YOUR GOAL -
Reproduce the records below in full, replacing each instance of "above-normal-patch" with "wet-anomaly-patch" and leaving every other character unchanged.

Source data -
Start
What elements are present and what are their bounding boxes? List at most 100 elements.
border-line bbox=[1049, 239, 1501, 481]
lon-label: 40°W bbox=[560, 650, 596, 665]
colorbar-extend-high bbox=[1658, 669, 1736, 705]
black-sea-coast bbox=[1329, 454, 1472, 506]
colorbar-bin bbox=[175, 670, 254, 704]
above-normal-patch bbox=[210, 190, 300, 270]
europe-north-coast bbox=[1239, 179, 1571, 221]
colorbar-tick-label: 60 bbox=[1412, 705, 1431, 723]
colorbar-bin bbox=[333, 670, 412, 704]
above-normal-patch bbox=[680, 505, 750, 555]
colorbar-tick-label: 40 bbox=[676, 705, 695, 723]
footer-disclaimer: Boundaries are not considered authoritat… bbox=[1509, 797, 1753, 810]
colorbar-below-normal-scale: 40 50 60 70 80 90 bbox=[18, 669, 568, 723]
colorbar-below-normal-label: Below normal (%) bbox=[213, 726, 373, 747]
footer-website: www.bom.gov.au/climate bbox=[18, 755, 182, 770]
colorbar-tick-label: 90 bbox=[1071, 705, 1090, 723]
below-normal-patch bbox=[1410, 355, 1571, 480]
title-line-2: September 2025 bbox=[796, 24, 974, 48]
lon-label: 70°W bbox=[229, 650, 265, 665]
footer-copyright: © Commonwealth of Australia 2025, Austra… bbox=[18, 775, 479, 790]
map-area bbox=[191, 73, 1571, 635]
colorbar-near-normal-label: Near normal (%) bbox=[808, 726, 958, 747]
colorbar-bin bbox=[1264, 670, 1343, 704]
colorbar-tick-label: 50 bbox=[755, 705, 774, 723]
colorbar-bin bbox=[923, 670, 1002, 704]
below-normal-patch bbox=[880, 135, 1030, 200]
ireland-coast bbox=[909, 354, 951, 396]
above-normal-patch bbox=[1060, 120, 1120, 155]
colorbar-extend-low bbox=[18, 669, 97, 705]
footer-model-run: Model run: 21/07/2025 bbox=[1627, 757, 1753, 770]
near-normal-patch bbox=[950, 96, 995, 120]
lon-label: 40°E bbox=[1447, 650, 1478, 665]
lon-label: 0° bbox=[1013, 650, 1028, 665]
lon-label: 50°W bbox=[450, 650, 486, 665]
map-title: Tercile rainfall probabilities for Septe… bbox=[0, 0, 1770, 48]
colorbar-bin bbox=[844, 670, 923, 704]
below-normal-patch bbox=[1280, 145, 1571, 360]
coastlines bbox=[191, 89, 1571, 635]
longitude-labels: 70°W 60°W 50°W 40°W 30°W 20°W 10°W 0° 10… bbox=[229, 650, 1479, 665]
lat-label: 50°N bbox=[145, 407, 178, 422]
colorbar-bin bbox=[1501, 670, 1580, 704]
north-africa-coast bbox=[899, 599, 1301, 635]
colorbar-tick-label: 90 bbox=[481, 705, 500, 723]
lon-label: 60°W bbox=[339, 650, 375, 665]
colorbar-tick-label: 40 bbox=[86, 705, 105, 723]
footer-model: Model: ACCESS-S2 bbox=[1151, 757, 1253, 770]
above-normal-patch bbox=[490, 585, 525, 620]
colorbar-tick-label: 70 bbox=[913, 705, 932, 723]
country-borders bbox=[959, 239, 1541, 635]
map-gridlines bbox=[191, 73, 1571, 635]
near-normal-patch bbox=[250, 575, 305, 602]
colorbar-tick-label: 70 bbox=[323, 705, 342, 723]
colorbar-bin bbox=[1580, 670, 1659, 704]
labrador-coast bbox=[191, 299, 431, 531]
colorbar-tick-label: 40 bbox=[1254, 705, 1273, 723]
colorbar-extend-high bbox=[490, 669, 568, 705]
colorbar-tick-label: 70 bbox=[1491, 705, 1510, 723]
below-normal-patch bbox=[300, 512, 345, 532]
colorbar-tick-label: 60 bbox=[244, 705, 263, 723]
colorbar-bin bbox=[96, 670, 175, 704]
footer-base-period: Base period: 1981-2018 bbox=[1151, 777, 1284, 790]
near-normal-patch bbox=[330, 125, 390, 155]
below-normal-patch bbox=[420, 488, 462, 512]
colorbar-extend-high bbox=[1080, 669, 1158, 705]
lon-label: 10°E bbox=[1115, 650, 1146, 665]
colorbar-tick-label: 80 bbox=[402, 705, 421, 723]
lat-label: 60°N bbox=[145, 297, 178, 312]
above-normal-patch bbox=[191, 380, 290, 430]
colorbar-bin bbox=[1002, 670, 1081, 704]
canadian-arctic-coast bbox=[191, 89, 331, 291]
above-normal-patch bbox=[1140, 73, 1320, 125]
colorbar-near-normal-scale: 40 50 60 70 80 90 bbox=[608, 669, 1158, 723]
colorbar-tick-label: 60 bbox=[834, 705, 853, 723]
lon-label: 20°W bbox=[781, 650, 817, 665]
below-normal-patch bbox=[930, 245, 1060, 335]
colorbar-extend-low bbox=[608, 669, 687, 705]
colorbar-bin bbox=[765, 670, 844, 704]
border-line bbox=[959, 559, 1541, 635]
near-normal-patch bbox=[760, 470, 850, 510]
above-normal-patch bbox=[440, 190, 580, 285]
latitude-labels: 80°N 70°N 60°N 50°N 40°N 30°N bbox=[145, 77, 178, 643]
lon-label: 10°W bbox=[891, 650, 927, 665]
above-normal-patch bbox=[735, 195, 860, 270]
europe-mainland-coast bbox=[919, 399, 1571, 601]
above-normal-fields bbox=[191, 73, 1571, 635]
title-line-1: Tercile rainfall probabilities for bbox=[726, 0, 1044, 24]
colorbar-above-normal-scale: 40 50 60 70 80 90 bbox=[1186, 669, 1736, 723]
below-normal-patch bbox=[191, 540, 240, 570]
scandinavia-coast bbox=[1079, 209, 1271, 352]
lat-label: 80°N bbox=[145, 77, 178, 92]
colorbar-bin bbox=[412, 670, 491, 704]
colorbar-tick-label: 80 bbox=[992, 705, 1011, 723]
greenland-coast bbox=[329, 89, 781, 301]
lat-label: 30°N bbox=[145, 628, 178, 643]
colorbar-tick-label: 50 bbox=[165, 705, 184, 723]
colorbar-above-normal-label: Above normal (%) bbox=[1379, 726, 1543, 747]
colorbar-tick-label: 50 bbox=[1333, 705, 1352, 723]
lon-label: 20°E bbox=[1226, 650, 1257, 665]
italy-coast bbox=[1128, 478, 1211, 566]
End
EXERCISE ANSWER -
What elements are present and what are their bounding boxes? List at most 100 elements.
border-line bbox=[1049, 239, 1501, 481]
lon-label: 40°W bbox=[560, 650, 596, 665]
colorbar-extend-high bbox=[1658, 669, 1736, 705]
black-sea-coast bbox=[1329, 454, 1472, 506]
colorbar-bin bbox=[175, 670, 254, 704]
wet-anomaly-patch bbox=[210, 190, 300, 270]
europe-north-coast bbox=[1239, 179, 1571, 221]
colorbar-tick-label: 60 bbox=[1412, 705, 1431, 723]
colorbar-bin bbox=[333, 670, 412, 704]
wet-anomaly-patch bbox=[680, 505, 750, 555]
colorbar-tick-label: 40 bbox=[676, 705, 695, 723]
footer-disclaimer: Boundaries are not considered authoritat… bbox=[1509, 797, 1753, 810]
colorbar-below-normal-scale: 40 50 60 70 80 90 bbox=[18, 669, 568, 723]
colorbar-below-normal-label: Below normal (%) bbox=[213, 726, 373, 747]
footer-website: www.bom.gov.au/climate bbox=[18, 755, 182, 770]
colorbar-tick-label: 90 bbox=[1071, 705, 1090, 723]
below-normal-patch bbox=[1410, 355, 1571, 480]
title-line-2: September 2025 bbox=[796, 24, 974, 48]
lon-label: 70°W bbox=[229, 650, 265, 665]
footer-copyright: © Commonwealth of Australia 2025, Austra… bbox=[18, 775, 479, 790]
map-area bbox=[191, 73, 1571, 635]
colorbar-near-normal-label: Near normal (%) bbox=[808, 726, 958, 747]
colorbar-bin bbox=[1264, 670, 1343, 704]
colorbar-tick-label: 50 bbox=[755, 705, 774, 723]
colorbar-bin bbox=[923, 670, 1002, 704]
below-normal-patch bbox=[880, 135, 1030, 200]
ireland-coast bbox=[909, 354, 951, 396]
wet-anomaly-patch bbox=[1060, 120, 1120, 155]
colorbar-extend-low bbox=[18, 669, 97, 705]
footer-model-run: Model run: 21/07/2025 bbox=[1627, 757, 1753, 770]
near-normal-patch bbox=[950, 96, 995, 120]
lon-label: 40°E bbox=[1447, 650, 1478, 665]
lon-label: 0° bbox=[1013, 650, 1028, 665]
lon-label: 50°W bbox=[450, 650, 486, 665]
map-title: Tercile rainfall probabilities for Septe… bbox=[0, 0, 1770, 48]
colorbar-bin bbox=[844, 670, 923, 704]
below-normal-patch bbox=[1280, 145, 1571, 360]
coastlines bbox=[191, 89, 1571, 635]
longitude-labels: 70°W 60°W 50°W 40°W 30°W 20°W 10°W 0° 10… bbox=[229, 650, 1479, 665]
lat-label: 50°N bbox=[145, 407, 178, 422]
colorbar-bin bbox=[1501, 670, 1580, 704]
north-africa-coast bbox=[899, 599, 1301, 635]
colorbar-tick-label: 90 bbox=[481, 705, 500, 723]
lon-label: 60°W bbox=[339, 650, 375, 665]
colorbar-tick-label: 40 bbox=[86, 705, 105, 723]
footer-model: Model: ACCESS-S2 bbox=[1151, 757, 1253, 770]
wet-anomaly-patch bbox=[490, 585, 525, 620]
colorbar-tick-label: 70 bbox=[913, 705, 932, 723]
country-borders bbox=[959, 239, 1541, 635]
map-gridlines bbox=[191, 73, 1571, 635]
near-normal-patch bbox=[250, 575, 305, 602]
colorbar-tick-label: 70 bbox=[323, 705, 342, 723]
colorbar-bin bbox=[1580, 670, 1659, 704]
labrador-coast bbox=[191, 299, 431, 531]
colorbar-tick-label: 40 bbox=[1254, 705, 1273, 723]
colorbar-extend-high bbox=[490, 669, 568, 705]
colorbar-tick-label: 70 bbox=[1491, 705, 1510, 723]
below-normal-patch bbox=[300, 512, 345, 532]
colorbar-tick-label: 60 bbox=[244, 705, 263, 723]
colorbar-bin bbox=[96, 670, 175, 704]
footer-base-period: Base period: 1981-2018 bbox=[1151, 777, 1284, 790]
near-normal-patch bbox=[330, 125, 390, 155]
below-normal-patch bbox=[420, 488, 462, 512]
colorbar-extend-high bbox=[1080, 669, 1158, 705]
lon-label: 10°E bbox=[1115, 650, 1146, 665]
colorbar-tick-label: 80 bbox=[402, 705, 421, 723]
lat-label: 60°N bbox=[145, 297, 178, 312]
wet-anomaly-patch bbox=[191, 380, 290, 430]
colorbar-bin bbox=[1002, 670, 1081, 704]
canadian-arctic-coast bbox=[191, 89, 331, 291]
wet-anomaly-patch bbox=[1140, 73, 1320, 125]
colorbar-near-normal-scale: 40 50 60 70 80 90 bbox=[608, 669, 1158, 723]
colorbar-tick-label: 60 bbox=[834, 705, 853, 723]
lon-label: 20°W bbox=[781, 650, 817, 665]
below-normal-patch bbox=[930, 245, 1060, 335]
colorbar-extend-low bbox=[608, 669, 687, 705]
colorbar-bin bbox=[765, 670, 844, 704]
border-line bbox=[959, 559, 1541, 635]
near-normal-patch bbox=[760, 470, 850, 510]
wet-anomaly-patch bbox=[440, 190, 580, 285]
latitude-labels: 80°N 70°N 60°N 50°N 40°N 30°N bbox=[145, 77, 178, 643]
lon-label: 10°W bbox=[891, 650, 927, 665]
wet-anomaly-patch bbox=[735, 195, 860, 270]
europe-mainland-coast bbox=[919, 399, 1571, 601]
above-normal-fields bbox=[191, 73, 1571, 635]
title-line-1: Tercile rainfall probabilities for bbox=[726, 0, 1044, 24]
colorbar-above-normal-scale: 40 50 60 70 80 90 bbox=[1186, 669, 1736, 723]
below-normal-patch bbox=[191, 540, 240, 570]
scandinavia-coast bbox=[1079, 209, 1271, 352]
lat-label: 80°N bbox=[145, 77, 178, 92]
colorbar-bin bbox=[412, 670, 491, 704]
colorbar-tick-label: 80 bbox=[992, 705, 1011, 723]
greenland-coast bbox=[329, 89, 781, 301]
lat-label: 30°N bbox=[145, 628, 178, 643]
colorbar-tick-label: 50 bbox=[165, 705, 184, 723]
colorbar-above-normal-label: Above normal (%) bbox=[1379, 726, 1543, 747]
colorbar-tick-label: 50 bbox=[1333, 705, 1352, 723]
lon-label: 20°E bbox=[1226, 650, 1257, 665]
italy-coast bbox=[1128, 478, 1211, 566]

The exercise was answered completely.